Big Crowds Change Coaching Decisions — But Not for the Better, Bucknell Research Finds
June 8, 2026
Professor Chris Magee, economics. Photo by Emily Paine, Marketing & Communications
As the United States hosts the 2026 FIFA World Cup from June 11 to July 19, coaches preparing to face Team USA may find themselves confronting a familiar temptation: protect against the energy of a large home crowd by becoming more defensive.
Research by Bucknell University Professor Chris Magee, economics — a lifelong soccer player and fan — suggests that instinct may be exactly the wrong response.
Across two recent studies of professional soccer, Magee found that visiting managers tend to make more defensive substitutions when playing in front of large crowds. Yet his research also shows that teams are almost always better off keeping more attacking players on the field.
The findings suggest that one of soccer's most common late-game strategies — replacing a forward with a defender to preserve a lead, similar to American football's "prevent defense" (with additional defensive backs) — may actually prevent winning.
"In nearly every situation, the manager is better off playing attacking players rather than having a lot of defenders," Magee says. "Bringing extra defenders on at the end of the game to preserve a lead is almost always a bad idea."
The conclusion is particularly relevant as packed stadiums are expected to create a home-field advantage for Team USA, Canada and Mexico throughout the tournament. Other nations whose fans travel in great numbers to the World Cup, such as Argentina and Brazil, may also have a de facto home-field advantage as well.
In a 2025 study published in the Journal of Sports Economics, Magee examined substitution decisions made by managers in the top five European football leagues between 2017 and 2021. The study found that while crowd size had little effect on substitutions made by home teams, managers of visiting teams became noticeably more defensive when facing larger crowds.

__Aim of the exercise__. Reproduce the part of the article on crowd size and soccer coaching that starts at the words "Big Crowds Change" and ends after "on the field.".

__Information given__.
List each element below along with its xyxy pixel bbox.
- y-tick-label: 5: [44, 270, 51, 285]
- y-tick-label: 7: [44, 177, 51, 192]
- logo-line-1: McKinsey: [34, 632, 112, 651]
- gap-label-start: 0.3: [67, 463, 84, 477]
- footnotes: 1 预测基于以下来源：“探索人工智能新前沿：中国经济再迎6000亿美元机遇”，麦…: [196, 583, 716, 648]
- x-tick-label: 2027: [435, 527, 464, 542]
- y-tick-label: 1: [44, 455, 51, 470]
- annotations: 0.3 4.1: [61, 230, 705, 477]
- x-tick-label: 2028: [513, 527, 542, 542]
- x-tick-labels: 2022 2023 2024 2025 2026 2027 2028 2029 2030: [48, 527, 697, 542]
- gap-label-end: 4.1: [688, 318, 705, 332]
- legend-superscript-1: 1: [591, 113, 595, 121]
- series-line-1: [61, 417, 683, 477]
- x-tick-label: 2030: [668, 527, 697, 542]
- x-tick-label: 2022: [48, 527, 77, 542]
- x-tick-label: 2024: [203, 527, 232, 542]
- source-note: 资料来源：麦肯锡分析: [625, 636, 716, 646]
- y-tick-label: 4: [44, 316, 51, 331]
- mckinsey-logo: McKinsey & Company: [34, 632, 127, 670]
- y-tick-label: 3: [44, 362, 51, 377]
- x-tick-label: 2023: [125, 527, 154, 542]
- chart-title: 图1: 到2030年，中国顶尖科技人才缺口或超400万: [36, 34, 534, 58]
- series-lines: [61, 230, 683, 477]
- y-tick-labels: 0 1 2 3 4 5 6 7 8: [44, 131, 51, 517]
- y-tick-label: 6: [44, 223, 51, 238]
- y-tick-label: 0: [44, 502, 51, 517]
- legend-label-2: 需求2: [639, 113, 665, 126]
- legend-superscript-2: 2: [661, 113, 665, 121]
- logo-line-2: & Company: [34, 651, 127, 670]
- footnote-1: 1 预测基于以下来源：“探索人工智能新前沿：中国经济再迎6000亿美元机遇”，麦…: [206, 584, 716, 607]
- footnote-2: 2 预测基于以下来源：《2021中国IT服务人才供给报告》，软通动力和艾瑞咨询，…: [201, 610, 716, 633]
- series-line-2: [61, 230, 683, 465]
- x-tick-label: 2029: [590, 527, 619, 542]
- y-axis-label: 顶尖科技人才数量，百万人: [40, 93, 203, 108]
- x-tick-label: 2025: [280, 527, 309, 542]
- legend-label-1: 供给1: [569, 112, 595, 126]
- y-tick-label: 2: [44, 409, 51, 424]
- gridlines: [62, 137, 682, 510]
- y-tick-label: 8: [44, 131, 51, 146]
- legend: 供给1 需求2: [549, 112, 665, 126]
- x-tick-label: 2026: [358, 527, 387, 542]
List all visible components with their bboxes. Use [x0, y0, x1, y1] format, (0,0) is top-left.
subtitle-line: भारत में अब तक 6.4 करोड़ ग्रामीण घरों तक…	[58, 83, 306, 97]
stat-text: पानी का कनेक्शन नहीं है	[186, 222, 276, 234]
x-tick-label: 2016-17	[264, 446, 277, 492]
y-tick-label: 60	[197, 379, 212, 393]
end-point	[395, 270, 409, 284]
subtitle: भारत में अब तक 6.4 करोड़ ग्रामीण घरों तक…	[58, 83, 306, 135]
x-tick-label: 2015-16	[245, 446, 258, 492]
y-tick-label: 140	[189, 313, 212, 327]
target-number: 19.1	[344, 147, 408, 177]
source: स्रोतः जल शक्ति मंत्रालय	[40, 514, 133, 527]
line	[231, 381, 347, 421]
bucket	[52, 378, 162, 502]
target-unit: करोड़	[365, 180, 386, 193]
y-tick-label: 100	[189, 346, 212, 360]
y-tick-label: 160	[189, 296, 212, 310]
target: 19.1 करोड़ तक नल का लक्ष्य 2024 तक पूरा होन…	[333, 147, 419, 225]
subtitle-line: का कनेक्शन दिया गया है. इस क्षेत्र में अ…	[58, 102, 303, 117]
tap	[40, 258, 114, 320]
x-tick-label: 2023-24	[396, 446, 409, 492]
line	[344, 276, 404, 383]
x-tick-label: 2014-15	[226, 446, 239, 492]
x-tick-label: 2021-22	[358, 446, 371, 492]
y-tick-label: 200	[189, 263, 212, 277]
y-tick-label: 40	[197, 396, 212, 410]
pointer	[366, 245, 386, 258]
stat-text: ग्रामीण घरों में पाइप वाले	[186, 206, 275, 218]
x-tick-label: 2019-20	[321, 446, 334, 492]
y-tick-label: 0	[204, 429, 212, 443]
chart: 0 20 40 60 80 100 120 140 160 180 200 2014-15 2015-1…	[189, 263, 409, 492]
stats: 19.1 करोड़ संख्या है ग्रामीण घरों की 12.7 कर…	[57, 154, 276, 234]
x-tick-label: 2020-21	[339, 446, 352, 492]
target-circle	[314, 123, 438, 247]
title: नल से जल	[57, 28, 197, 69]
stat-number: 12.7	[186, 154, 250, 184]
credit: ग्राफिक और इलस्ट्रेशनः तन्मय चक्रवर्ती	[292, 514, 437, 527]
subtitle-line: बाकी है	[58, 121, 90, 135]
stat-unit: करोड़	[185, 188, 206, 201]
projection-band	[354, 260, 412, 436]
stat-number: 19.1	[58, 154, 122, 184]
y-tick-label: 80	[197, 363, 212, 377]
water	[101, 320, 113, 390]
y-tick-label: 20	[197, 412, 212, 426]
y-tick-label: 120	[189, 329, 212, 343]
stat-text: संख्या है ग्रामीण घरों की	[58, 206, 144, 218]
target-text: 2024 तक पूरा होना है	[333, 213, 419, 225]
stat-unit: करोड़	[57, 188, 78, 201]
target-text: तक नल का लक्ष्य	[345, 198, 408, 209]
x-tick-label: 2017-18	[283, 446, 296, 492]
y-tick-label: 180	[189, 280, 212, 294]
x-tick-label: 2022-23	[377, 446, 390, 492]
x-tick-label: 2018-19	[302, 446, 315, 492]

__Result of the task__.
Big Crowds Change Coaching Decisions — But Not for the Better, Bucknell Research Finds
June 8, 2026
Professor Chris Magee, economics. Photo by Emily Paine, Marketing & Communications
As the United States hosts the 2026 FIFA World Cup from June 11 to July 19, coaches preparing to face Team USA may find themselves confronting a familiar temptation: protect against the energy of a large home crowd by becoming more defensive.
Research by Bucknell University Professor Chris Magee, economics — a lifelong soccer player and fan — suggests that instinct may be exactly the wrong response.
Across two recent studies of professional soccer, Magee found that visiting managers tend to make more defensive substitutions when playing in front of large crowds. Yet his research also shows that teams are almost always better off keeping more attacking players on the field.